_RECORDS SHOWN_:

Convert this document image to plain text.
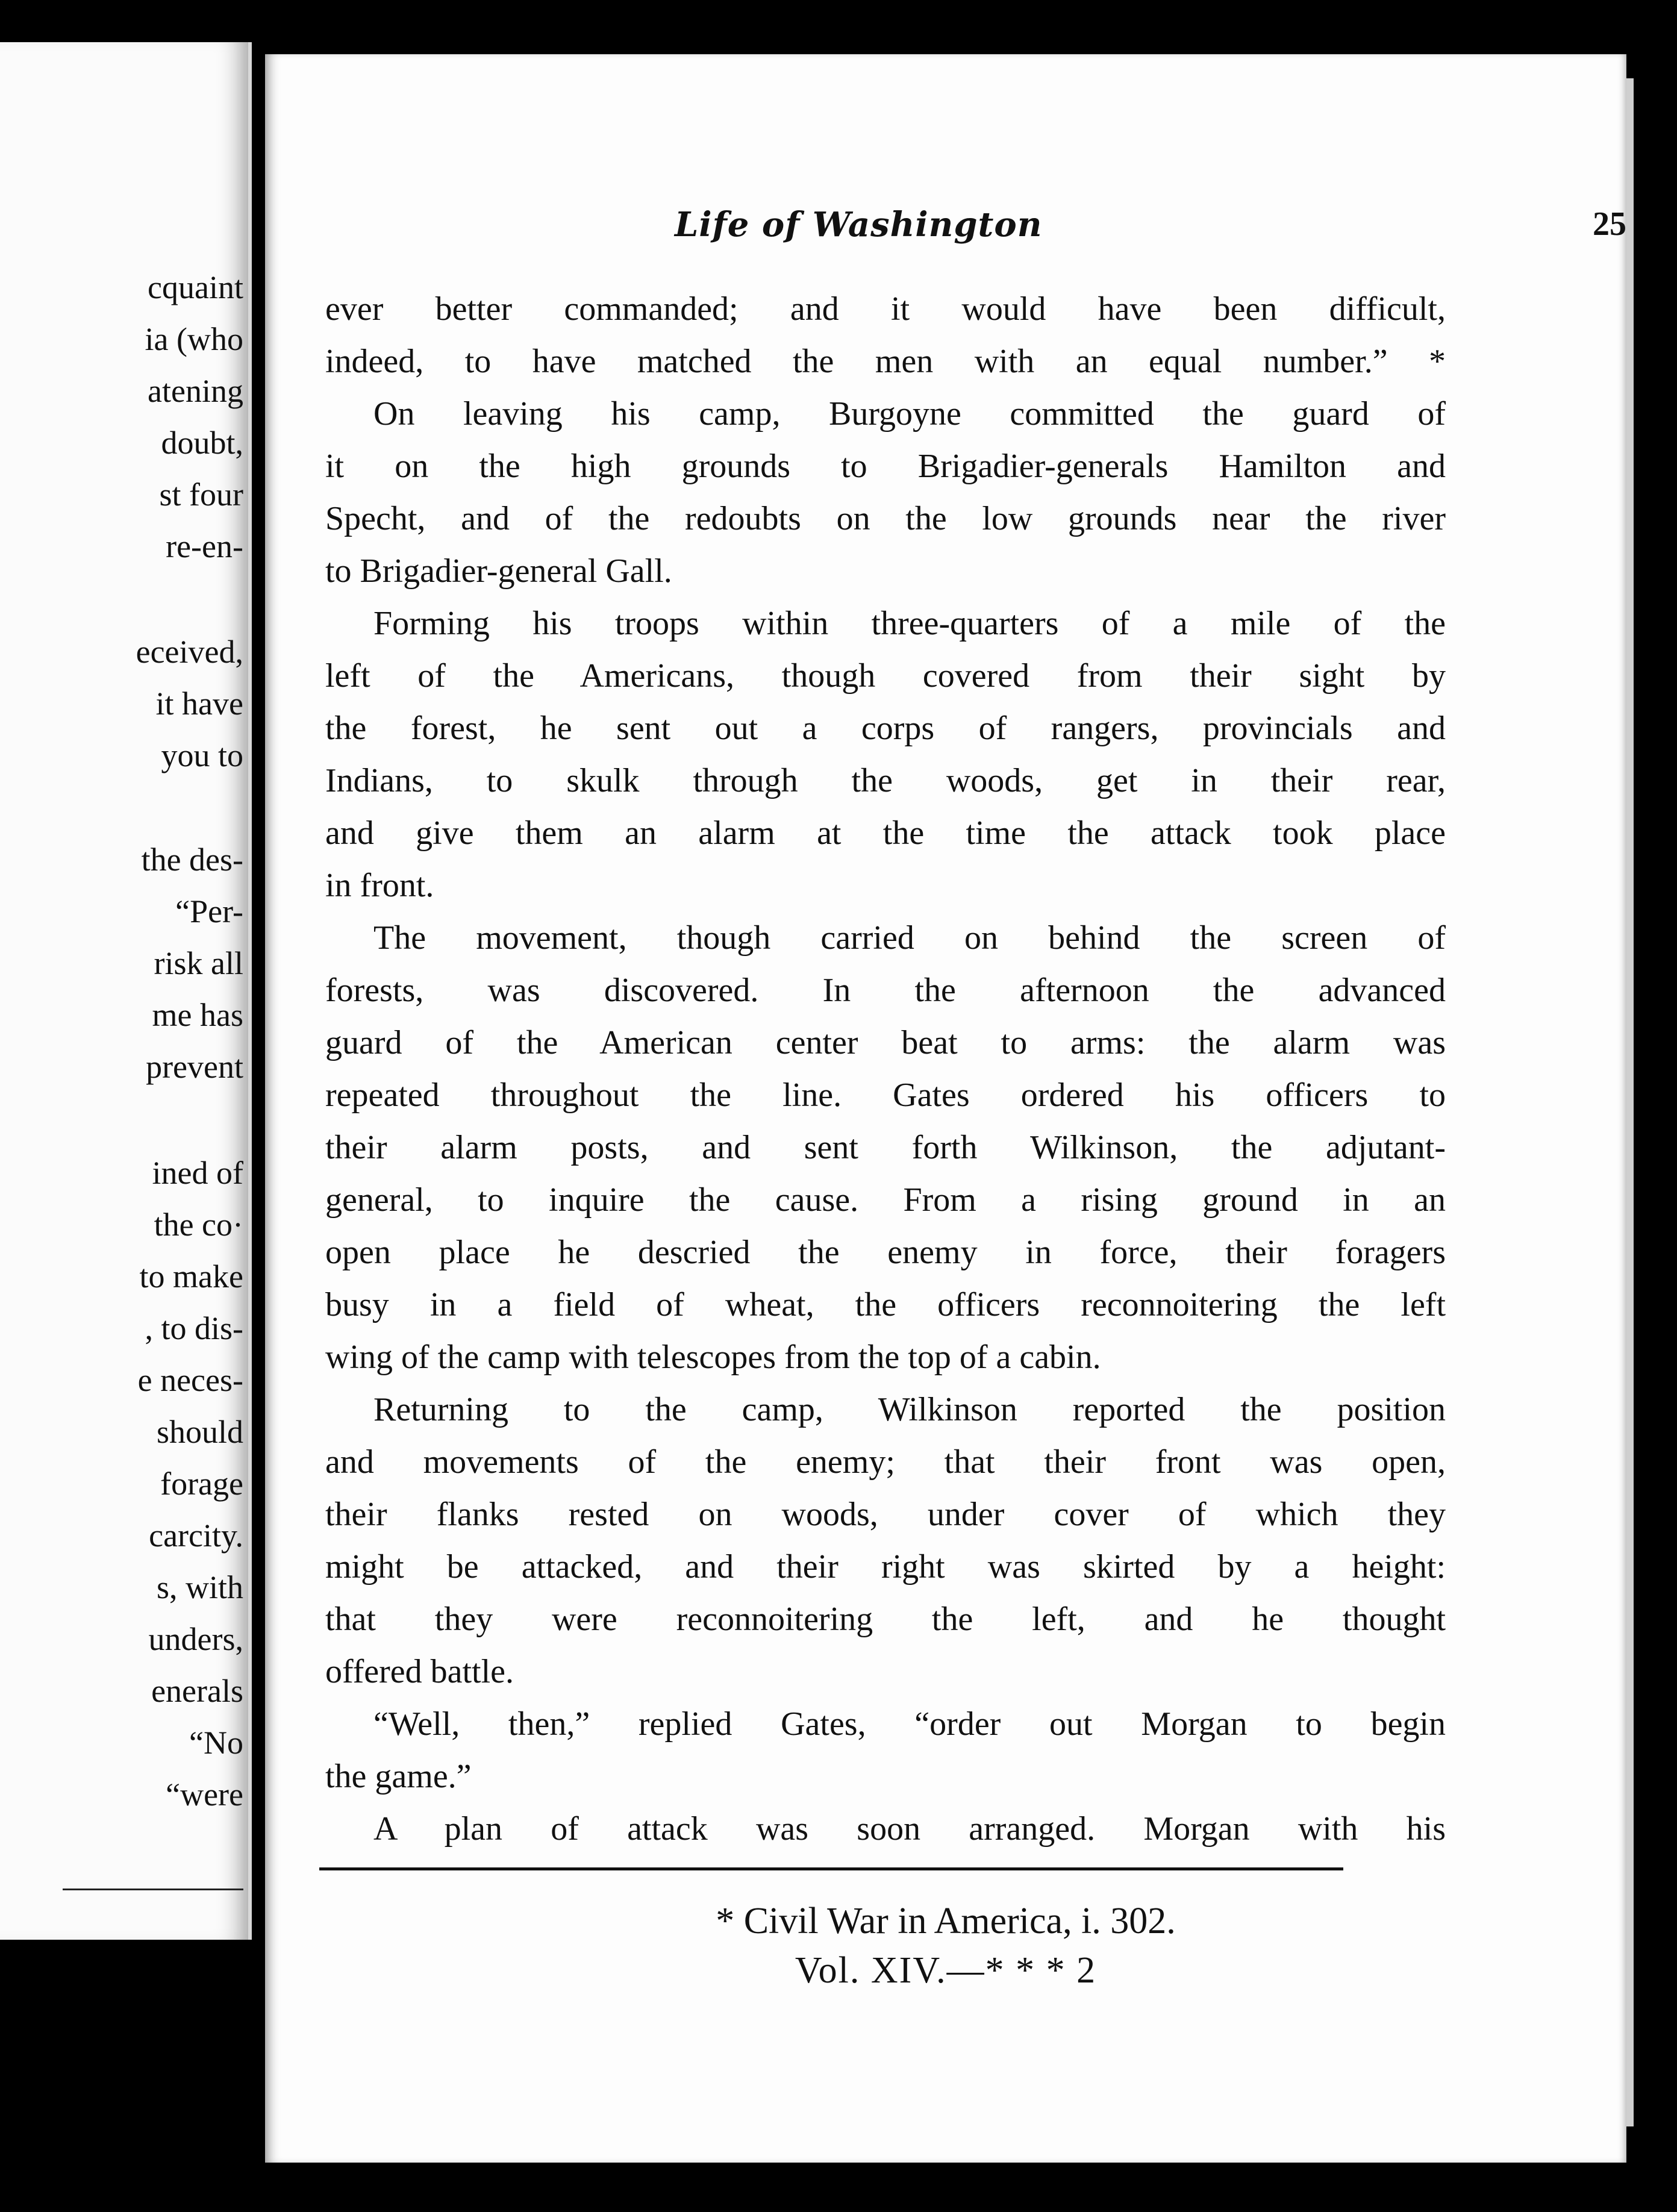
cquaint
ia (who
atening
doubt,
st four
re-en-
eceived,
it have
you to
the des-
“Per-
risk all
me has
prevent
ined of
the co·
to make
, to dis-
e neces-
should
forage
carcity.
s, with
unders,
enerals
“No
“were
Life of Washington	25
ever better commanded; and it would have been difficult,
indeed, to have matched the men with an equal number.” *
On leaving his camp, Burgoyne committed the guard of
it on the high grounds to Brigadier-generals Hamilton and
Specht, and of the redoubts on the low grounds near the river
to Brigadier-general Gall.
Forming his troops within three-quarters of a mile of the
left of the Americans, though covered from their sight by
the forest, he sent out a corps of rangers, provincials and
Indians, to skulk through the woods, get in their rear,
and give them an alarm at the time the attack took place
in front.
The movement, though carried on behind the screen of
forests, was discovered. In the afternoon the advanced
guard of the American center beat to arms: the alarm was
repeated throughout the line. Gates ordered his officers to
their alarm posts, and sent forth Wilkinson, the adjutant-
general, to inquire the cause. From a rising ground in an
open place he descried the enemy in force, their foragers
busy in a field of wheat, the officers reconnoitering the left
wing of the camp with telescopes from the top of a cabin.
Returning to the camp, Wilkinson reported the position
and movements of the enemy; that their front was open,
their flanks rested on woods, under cover of which they
might be attacked, and their right was skirted by a height:
that they were reconnoitering the left, and he thought
offered battle.
“Well, then,” replied Gates, “order out Morgan to begin
the game.”
A plan of attack was soon arranged. Morgan with his
* Civil War in America, i. 302.
Vol. XIV.—* * * 2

_DIRECTIONS FOR THIS TASK_:
Report back each line of the entries that holds the string "were".

_SOLUTION_:
“were
that they were reconnoitering the left, and he thought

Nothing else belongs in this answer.